(Stored records)
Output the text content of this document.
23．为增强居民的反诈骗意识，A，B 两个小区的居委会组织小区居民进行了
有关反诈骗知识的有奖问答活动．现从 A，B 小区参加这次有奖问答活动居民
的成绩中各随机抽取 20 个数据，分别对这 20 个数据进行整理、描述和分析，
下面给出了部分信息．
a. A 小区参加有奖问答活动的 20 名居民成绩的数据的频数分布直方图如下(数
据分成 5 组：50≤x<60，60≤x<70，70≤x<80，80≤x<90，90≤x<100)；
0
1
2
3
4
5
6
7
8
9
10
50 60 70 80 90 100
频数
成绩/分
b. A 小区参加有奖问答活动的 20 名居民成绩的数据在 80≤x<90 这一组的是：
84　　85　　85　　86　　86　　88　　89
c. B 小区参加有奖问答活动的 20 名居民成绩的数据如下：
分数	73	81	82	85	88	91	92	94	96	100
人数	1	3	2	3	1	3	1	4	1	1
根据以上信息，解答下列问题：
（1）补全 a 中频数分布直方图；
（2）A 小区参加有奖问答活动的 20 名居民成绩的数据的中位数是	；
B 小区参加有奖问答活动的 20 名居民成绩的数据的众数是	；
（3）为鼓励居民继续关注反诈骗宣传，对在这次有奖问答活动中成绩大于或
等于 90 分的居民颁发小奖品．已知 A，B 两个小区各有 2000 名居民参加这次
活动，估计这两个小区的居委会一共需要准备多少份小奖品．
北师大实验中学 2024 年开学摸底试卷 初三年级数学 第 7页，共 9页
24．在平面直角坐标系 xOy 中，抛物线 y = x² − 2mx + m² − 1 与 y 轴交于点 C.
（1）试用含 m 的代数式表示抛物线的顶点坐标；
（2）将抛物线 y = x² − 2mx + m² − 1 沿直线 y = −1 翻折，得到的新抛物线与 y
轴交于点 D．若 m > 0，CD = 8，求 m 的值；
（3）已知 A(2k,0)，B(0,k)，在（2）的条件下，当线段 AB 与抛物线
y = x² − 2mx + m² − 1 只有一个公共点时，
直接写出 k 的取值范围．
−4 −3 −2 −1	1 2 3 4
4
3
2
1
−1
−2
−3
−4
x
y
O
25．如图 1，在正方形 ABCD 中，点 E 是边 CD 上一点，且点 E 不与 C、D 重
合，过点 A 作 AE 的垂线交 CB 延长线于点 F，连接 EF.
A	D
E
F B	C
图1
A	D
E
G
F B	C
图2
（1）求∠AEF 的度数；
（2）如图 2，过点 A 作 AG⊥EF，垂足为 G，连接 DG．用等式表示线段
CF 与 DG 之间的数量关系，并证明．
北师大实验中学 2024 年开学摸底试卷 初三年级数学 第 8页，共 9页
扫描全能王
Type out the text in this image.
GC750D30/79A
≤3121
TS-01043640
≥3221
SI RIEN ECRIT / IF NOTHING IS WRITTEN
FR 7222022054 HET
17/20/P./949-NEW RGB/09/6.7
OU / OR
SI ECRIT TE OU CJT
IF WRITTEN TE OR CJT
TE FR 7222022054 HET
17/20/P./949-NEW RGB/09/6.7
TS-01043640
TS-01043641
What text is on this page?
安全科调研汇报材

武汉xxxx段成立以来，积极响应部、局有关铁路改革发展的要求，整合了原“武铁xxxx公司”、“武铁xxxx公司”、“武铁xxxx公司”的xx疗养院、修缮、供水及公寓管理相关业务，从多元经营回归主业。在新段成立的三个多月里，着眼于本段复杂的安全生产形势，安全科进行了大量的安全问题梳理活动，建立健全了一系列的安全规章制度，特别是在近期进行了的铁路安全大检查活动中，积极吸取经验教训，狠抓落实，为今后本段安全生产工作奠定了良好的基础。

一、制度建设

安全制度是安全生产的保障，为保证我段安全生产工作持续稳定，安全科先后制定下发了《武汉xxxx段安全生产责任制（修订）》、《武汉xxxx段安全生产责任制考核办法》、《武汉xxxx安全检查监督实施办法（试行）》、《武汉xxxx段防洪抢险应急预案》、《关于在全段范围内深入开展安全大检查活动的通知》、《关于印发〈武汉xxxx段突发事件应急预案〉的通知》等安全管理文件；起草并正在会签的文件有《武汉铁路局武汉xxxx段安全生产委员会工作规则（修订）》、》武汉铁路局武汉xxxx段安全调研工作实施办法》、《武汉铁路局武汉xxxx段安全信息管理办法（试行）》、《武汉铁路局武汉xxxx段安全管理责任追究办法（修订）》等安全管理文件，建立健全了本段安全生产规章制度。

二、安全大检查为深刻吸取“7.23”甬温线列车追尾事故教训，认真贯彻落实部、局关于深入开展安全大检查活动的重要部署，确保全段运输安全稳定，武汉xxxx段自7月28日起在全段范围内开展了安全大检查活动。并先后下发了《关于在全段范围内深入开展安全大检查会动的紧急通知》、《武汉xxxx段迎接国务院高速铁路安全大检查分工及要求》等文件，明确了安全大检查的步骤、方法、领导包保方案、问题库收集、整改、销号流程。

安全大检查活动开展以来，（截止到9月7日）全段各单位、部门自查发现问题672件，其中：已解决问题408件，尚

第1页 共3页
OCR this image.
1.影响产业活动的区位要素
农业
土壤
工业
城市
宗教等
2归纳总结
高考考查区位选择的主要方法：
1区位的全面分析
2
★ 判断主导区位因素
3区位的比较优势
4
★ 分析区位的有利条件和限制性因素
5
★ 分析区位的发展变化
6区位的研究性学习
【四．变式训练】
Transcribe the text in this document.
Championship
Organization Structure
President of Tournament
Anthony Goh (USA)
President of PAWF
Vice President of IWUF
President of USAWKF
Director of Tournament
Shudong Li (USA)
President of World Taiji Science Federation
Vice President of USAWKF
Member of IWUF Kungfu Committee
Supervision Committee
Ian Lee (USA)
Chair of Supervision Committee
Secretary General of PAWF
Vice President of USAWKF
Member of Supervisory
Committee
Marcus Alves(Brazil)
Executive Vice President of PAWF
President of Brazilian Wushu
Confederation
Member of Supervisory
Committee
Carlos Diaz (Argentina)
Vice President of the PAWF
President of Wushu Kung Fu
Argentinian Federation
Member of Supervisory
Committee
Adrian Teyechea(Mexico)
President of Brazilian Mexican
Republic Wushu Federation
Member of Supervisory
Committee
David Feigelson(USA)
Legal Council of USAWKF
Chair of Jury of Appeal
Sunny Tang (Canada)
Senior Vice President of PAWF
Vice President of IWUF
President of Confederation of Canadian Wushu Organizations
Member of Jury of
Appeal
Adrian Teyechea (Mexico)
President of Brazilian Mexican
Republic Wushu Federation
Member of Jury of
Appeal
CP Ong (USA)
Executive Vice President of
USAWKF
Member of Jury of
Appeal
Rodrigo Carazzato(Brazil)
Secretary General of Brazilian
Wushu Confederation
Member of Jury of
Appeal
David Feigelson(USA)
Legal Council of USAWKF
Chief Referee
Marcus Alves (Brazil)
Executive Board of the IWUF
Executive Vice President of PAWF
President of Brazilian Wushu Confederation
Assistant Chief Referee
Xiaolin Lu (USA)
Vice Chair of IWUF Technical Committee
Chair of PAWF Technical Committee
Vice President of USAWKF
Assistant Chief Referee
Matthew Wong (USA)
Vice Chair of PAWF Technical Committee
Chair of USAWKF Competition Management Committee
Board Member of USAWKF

Goal: Give back the data above exactly as it appears.

Reply to the exercise:
Output the text content of this document.
23．为增强居民的反诈骗意识，A，B 两个小区的居委会组织小区居民进行了
有关反诈骗知识的有奖问答活动．现从 A，B 小区参加这次有奖问答活动居民
的成绩中各随机抽取 20 个数据，分别对这 20 个数据进行整理、描述和分析，
下面给出了部分信息．
a. A 小区参加有奖问答活动的 20 名居民成绩的数据的频数分布直方图如下(数
据分成 5 组：50≤x<60，60≤x<70，70≤x<80，80≤x<90，90≤x<100)；
0
1
2
3
4
5
6
7
8
9
10
50 60 70 80 90 100
频数
成绩/分
b. A 小区参加有奖问答活动的 20 名居民成绩的数据在 80≤x<90 这一组的是：
84　　85　　85　　86　　86　　88　　89
c. B 小区参加有奖问答活动的 20 名居民成绩的数据如下：
分数	73	81	82	85	88	91	92	94	96	100
人数	1	3	2	3	1	3	1	4	1	1
根据以上信息，解答下列问题：
（1）补全 a 中频数分布直方图；
（2）A 小区参加有奖问答活动的 20 名居民成绩的数据的中位数是	；
B 小区参加有奖问答活动的 20 名居民成绩的数据的众数是	；
（3）为鼓励居民继续关注反诈骗宣传，对在这次有奖问答活动中成绩大于或
等于 90 分的居民颁发小奖品．已知 A，B 两个小区各有 2000 名居民参加这次
活动，估计这两个小区的居委会一共需要准备多少份小奖品．
北师大实验中学 2024 年开学摸底试卷 初三年级数学 第 7页，共 9页
24．在平面直角坐标系 xOy 中，抛物线 y = x² − 2mx + m² − 1 与 y 轴交于点 C.
（1）试用含 m 的代数式表示抛物线的顶点坐标；
（2）将抛物线 y = x² − 2mx + m² − 1 沿直线 y = −1 翻折，得到的新抛物线与 y
轴交于点 D．若 m > 0，CD = 8，求 m 的值；
（3）已知 A(2k,0)，B(0,k)，在（2）的条件下，当线段 AB 与抛物线
y = x² − 2mx + m² − 1 只有一个公共点时，
直接写出 k 的取值范围．
−4 −3 −2 −1	1 2 3 4
4
3
2
1
−1
−2
−3
−4
x
y
O
25．如图 1，在正方形 ABCD 中，点 E 是边 CD 上一点，且点 E 不与 C、D 重
合，过点 A 作 AE 的垂线交 CB 延长线于点 F，连接 EF.
A	D
E
F B	C
图1
A	D
E
G
F B	C
图2
（1）求∠AEF 的度数；
（2）如图 2，过点 A 作 AG⊥EF，垂足为 G，连接 DG．用等式表示线段
CF 与 DG 之间的数量关系，并证明．
北师大实验中学 2024 年开学摸底试卷 初三年级数学 第 8页，共 9页
扫描全能王
Type out the text in this image.
GC750D30/79A
≤3121
TS-01043640
≥3221
SI RIEN ECRIT / IF NOTHING IS WRITTEN
FR 7222022054 HET
17/20/P./949-NEW RGB/09/6.7
OU / OR
SI ECRIT TE OU CJT
IF WRITTEN TE OR CJT
TE FR 7222022054 HET
17/20/P./949-NEW RGB/09/6.7
TS-01043640
TS-01043641
What text is on this page?
安全科调研汇报材

武汉xxxx段成立以来，积极响应部、局有关铁路改革发展的要求，整合了原“武铁xxxx公司”、“武铁xxxx公司”、“武铁xxxx公司”的xx疗养院、修缮、供水及公寓管理相关业务，从多元经营回归主业。在新段成立的三个多月里，着眼于本段复杂的安全生产形势，安全科进行了大量的安全问题梳理活动，建立健全了一系列的安全规章制度，特别是在近期进行了的铁路安全大检查活动中，积极吸取经验教训，狠抓落实，为今后本段安全生产工作奠定了良好的基础。

一、制度建设

安全制度是安全生产的保障，为保证我段安全生产工作持续稳定，安全科先后制定下发了《武汉xxxx段安全生产责任制（修订）》、《武汉xxxx段安全生产责任制考核办法》、《武汉xxxx安全检查监督实施办法（试行）》、《武汉xxxx段防洪抢险应急预案》、《关于在全段范围内深入开展安全大检查活动的通知》、《关于印发〈武汉xxxx段突发事件应急预案〉的通知》等安全管理文件；起草并正在会签的文件有《武汉铁路局武汉xxxx段安全生产委员会工作规则（修订）》、》武汉铁路局武汉xxxx段安全调研工作实施办法》、《武汉铁路局武汉xxxx段安全信息管理办法（试行）》、《武汉铁路局武汉xxxx段安全管理责任追究办法（修订）》等安全管理文件，建立健全了本段安全生产规章制度。

二、安全大检查为深刻吸取“7.23”甬温线列车追尾事故教训，认真贯彻落实部、局关于深入开展安全大检查活动的重要部署，确保全段运输安全稳定，武汉xxxx段自7月28日起在全段范围内开展了安全大检查活动。并先后下发了《关于在全段范围内深入开展安全大检查会动的紧急通知》、《武汉xxxx段迎接国务院高速铁路安全大检查分工及要求》等文件，明确了安全大检查的步骤、方法、领导包保方案、问题库收集、整改、销号流程。

安全大检查活动开展以来，（截止到9月7日）全段各单位、部门自查发现问题672件，其中：已解决问题408件，尚

第1页 共3页
OCR this image.
1.影响产业活动的区位要素
农业
土壤
工业
城市
宗教等
2归纳总结
高考考查区位选择的主要方法：
1区位的全面分析
2
★ 判断主导区位因素
3区位的比较优势
4
★ 分析区位的有利条件和限制性因素
5
★ 分析区位的发展变化
6区位的研究性学习
【四．变式训练】
Transcribe the text in this document.
Championship
Organization Structure
President of Tournament
Anthony Goh (USA)
President of PAWF
Vice President of IWUF
President of USAWKF
Director of Tournament
Shudong Li (USA)
President of World Taiji Science Federation
Vice President of USAWKF
Member of IWUF Kungfu Committee
Supervision Committee
Ian Lee (USA)
Chair of Supervision Committee
Secretary General of PAWF
Vice President of USAWKF
Member of Supervisory
Committee
Marcus Alves(Brazil)
Executive Vice President of PAWF
President of Brazilian Wushu
Confederation
Member of Supervisory
Committee
Carlos Diaz (Argentina)
Vice President of the PAWF
President of Wushu Kung Fu
Argentinian Federation
Member of Supervisory
Committee
Adrian Teyechea(Mexico)
President of Brazilian Mexican
Republic Wushu Federation
Member of Supervisory
Committee
David Feigelson(USA)
Legal Council of USAWKF
Chair of Jury of Appeal
Sunny Tang (Canada)
Senior Vice President of PAWF
Vice President of IWUF
President of Confederation of Canadian Wushu Organizations
Member of Jury of
Appeal
Adrian Teyechea (Mexico)
President of Brazilian Mexican
Republic Wushu Federation
Member of Jury of
Appeal
CP Ong (USA)
Executive Vice President of
USAWKF
Member of Jury of
Appeal
Rodrigo Carazzato(Brazil)
Secretary General of Brazilian
Wushu Confederation
Member of Jury of
Appeal
David Feigelson(USA)
Legal Council of USAWKF
Chief Referee
Marcus Alves (Brazil)
Executive Board of the IWUF
Executive Vice President of PAWF
President of Brazilian Wushu Confederation
Assistant Chief Referee
Xiaolin Lu (USA)
Vice Chair of IWUF Technical Committee
Chair of PAWF Technical Committee
Vice President of USAWKF
Assistant Chief Referee
Matthew Wong (USA)
Vice Chair of PAWF Technical Committee
Chair of USAWKF Competition Management Committee
Board Member of USAWKF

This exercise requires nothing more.